**DOCUMENT EXCERPT**
--- begin ---

Consistent with those directives, the district court should have identified each of the lesser offenses and provided a separate elements instruction for each with appropriate transitional language comparable to the opening paragraph of the instruction it did give.

Second, in combination with the undifferentiated instruction on lesser offenses, the verdict form amounted to an impermissible special interrogatory regarding those offenses. The verdict form effectively asked the jury to indicate whether it found the facts to be that Allen recklessly caused bodily injury to Reichengerger or whether it found she intentionally caused physical contact with him in a rude, insolent, or angry manner. Based on that indication on the verdict form, the district court then entered judgment against Allen for the particular lesser offense. The jurors did not functionally render a general verdict of guilty with respect to that offense. Indeed, as we have explained, the jurors were never even informed there were two lesser offenses to the charged crime.
The COA went on to apply a clearly erroneous reversal standard and held that Mr. Allen had met that standard. As a result, the COA reversed and remanded for a new trial.

[Update: the state did not file a PR and the mandate issued on July 2, 2015.]

Sunday, June 14, 2015

Incomplete DC-70 advice requires new DUI trial

Jay Norton won in City of Overland Park v. Lull, No. 111,741 (Kan. App. March 13, 2015)(published by order of Kansas Supreme Court, June 9, 2015), obtaining a new trial in a Overland Park DUI prosecution. The primary question was whether the officer had substantially complied with the notice provisions of K.S.A. 8-1001(k). The COA found that the officer did not:
Here, it is undisputed that Officer Morse read the DC-70 form word for word with the exception of omitting paragraph 7. Thus, unlike Schilling or Menke, we clearly have an omission while reading the DC-70 form, not a misstatement. When dealing with an omission, this court has found no error when the omitted paragraph did not apply to the driver in any way. However, paragraph 7 clearly applied to Lull—Officer Morse in fact testified that Lull had told her it was his second DUI.

--- end ---

**AVAILABLE DATA**
--- begin ---

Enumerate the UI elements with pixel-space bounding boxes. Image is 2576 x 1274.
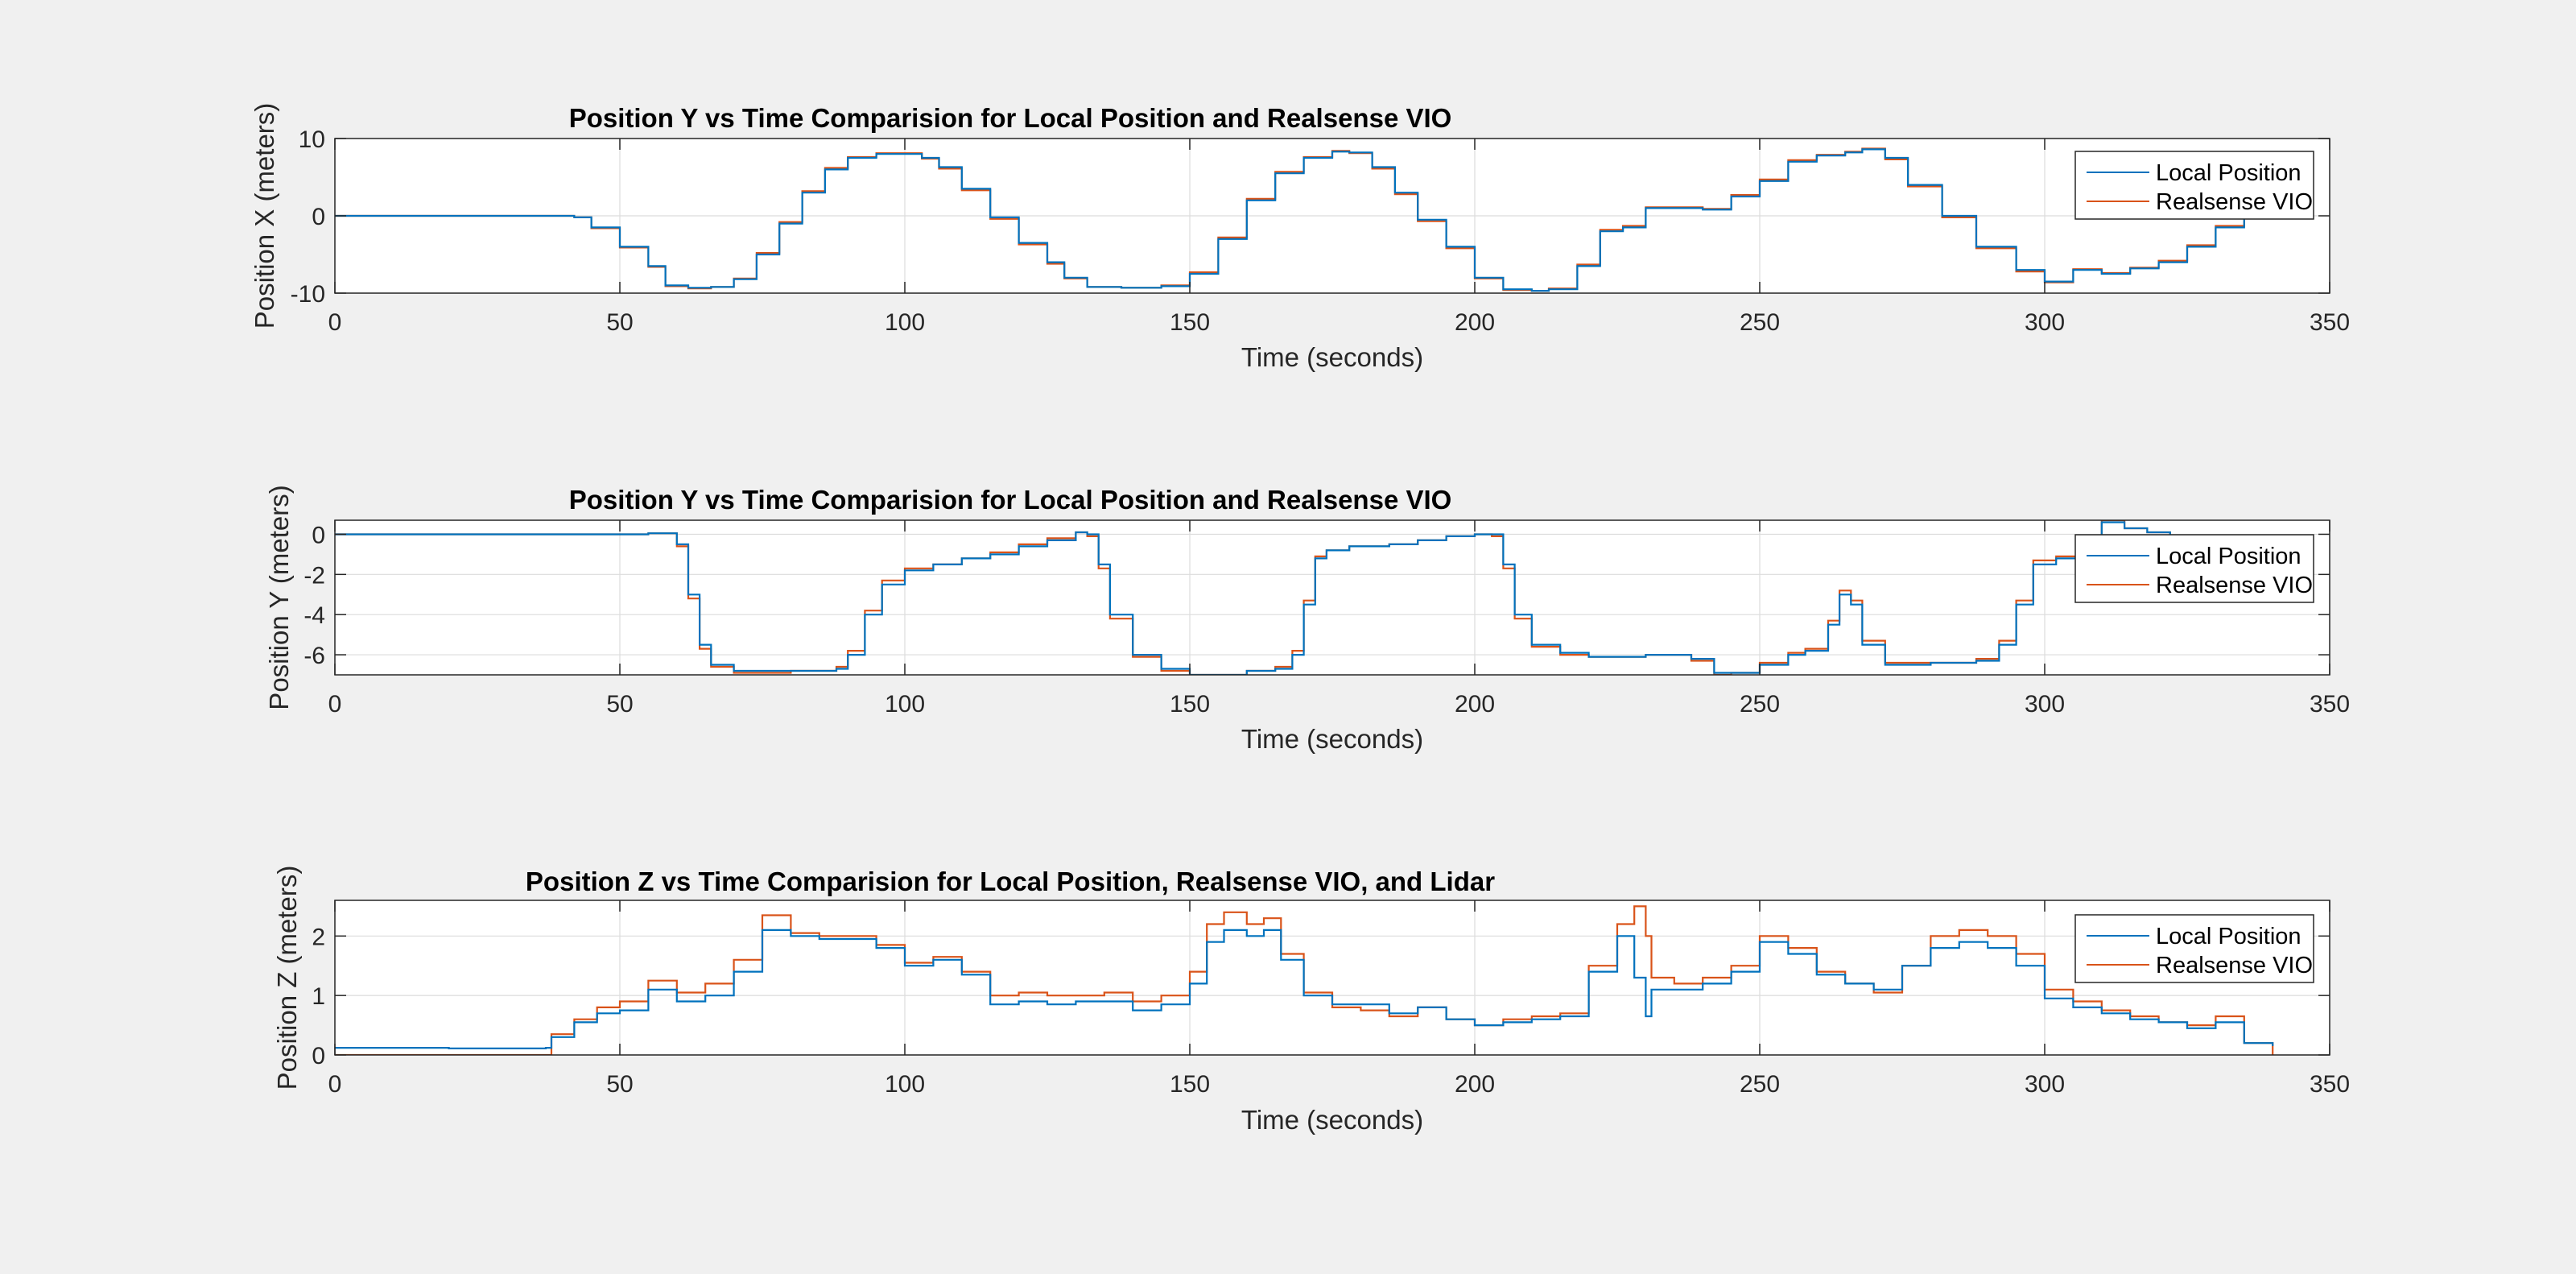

--- end ---

**EXERCISE SET**
• a. Answer these questions using the excerpt on Kansas appellate rulings:
(i) What reversal standard did the COA apply in Allen's case?
(ii) On what date did the mandate issue in that case?
(iii) Which paragraph of the DC-70 form did Officer Morse leave out?
• b. Transcribe the excerpt on Kansas appellate rulings, starting at "Incomplete DC-70 advice" and ending at "his second DUI.".
• c. Write the next part of the excerpt on Kansas appellate rulings, beginning right after its last sentence.

**RESPONSES**
• a.
(i) A clearly erroneous reversal standard.
(ii) July 2, 2015.
(iii) Paragraph 7.

• b.
Incomplete DC-70 advice requires new DUI trial

Jay Norton won in City of Overland Park v. Lull, No. 111,741 (Kan. App. March 13, 2015)(published by order of Kansas Supreme Court, June 9, 2015), obtaining a new trial in a Overland Park DUI prosecution. The primary question was whether the officer had substantially complied with the notice provisions of K.S.A. 8-1001(k). The COA found that the officer did not:
Here, it is undisputed that Officer Morse read the DC-70 form word for word with the exception of omitting paragraph 7. Thus, unlike Schilling or Menke, we clearly have an omission while reading the DC-70 form, not a misstatement. When dealing with an omission, this court has found no error when the omitted paragraph did not apply to the driver in any way. However, paragraph 7 clearly applied to Lull—Officer Morse in fact testified that Lull had told her it was his second DUI.

• c.
The district court's finding that notice to Lull did not have to include the actual duration of the applicable driving license suspension or civil penalty for failing an evidentiary test is erroneous and does not comply with the mandatory statutory requirements that certain notices be given. The purpose of the implied consent law is to coerce submission to chemical testing in part by the threat of statutory penalties of license suspension. To accomplish this, the legislature sought to convey to a driver the distinction between the specific penalties for refusing to take an evidentiary test and those penalties for having no prior occurrence or a second or subsequent occurrence.
The district court, in its ruling, and the City on appeal suggest that we should look at whether a driver refuses or elects to take the evidentiary test first and then determine if he or she had proper notice. However, K.S.A. 2012 Supp. 8-1001(k) clearly and unambiguously provides that all the required notices be given before asking the driver to submit to a breath test. By omitting paragraph 7, Officer Morse did not inform Lull that the statutory penalty for him as a repeat DUI offender was more severe for him than those described in paragraph 6, i.e., automatic suspension of driving license for 1 year instead of an automatic suspension of either 30 days or 1 year depending on his blood alcohol level. Thus, Lull did not receive the information necessary for him to make an informed decision as to whether to take the test or not.
The COA held that the district court should have suppressed Mr. Lull's refusal and that the error was not harmless. As a result, the COA remanded for a new trial.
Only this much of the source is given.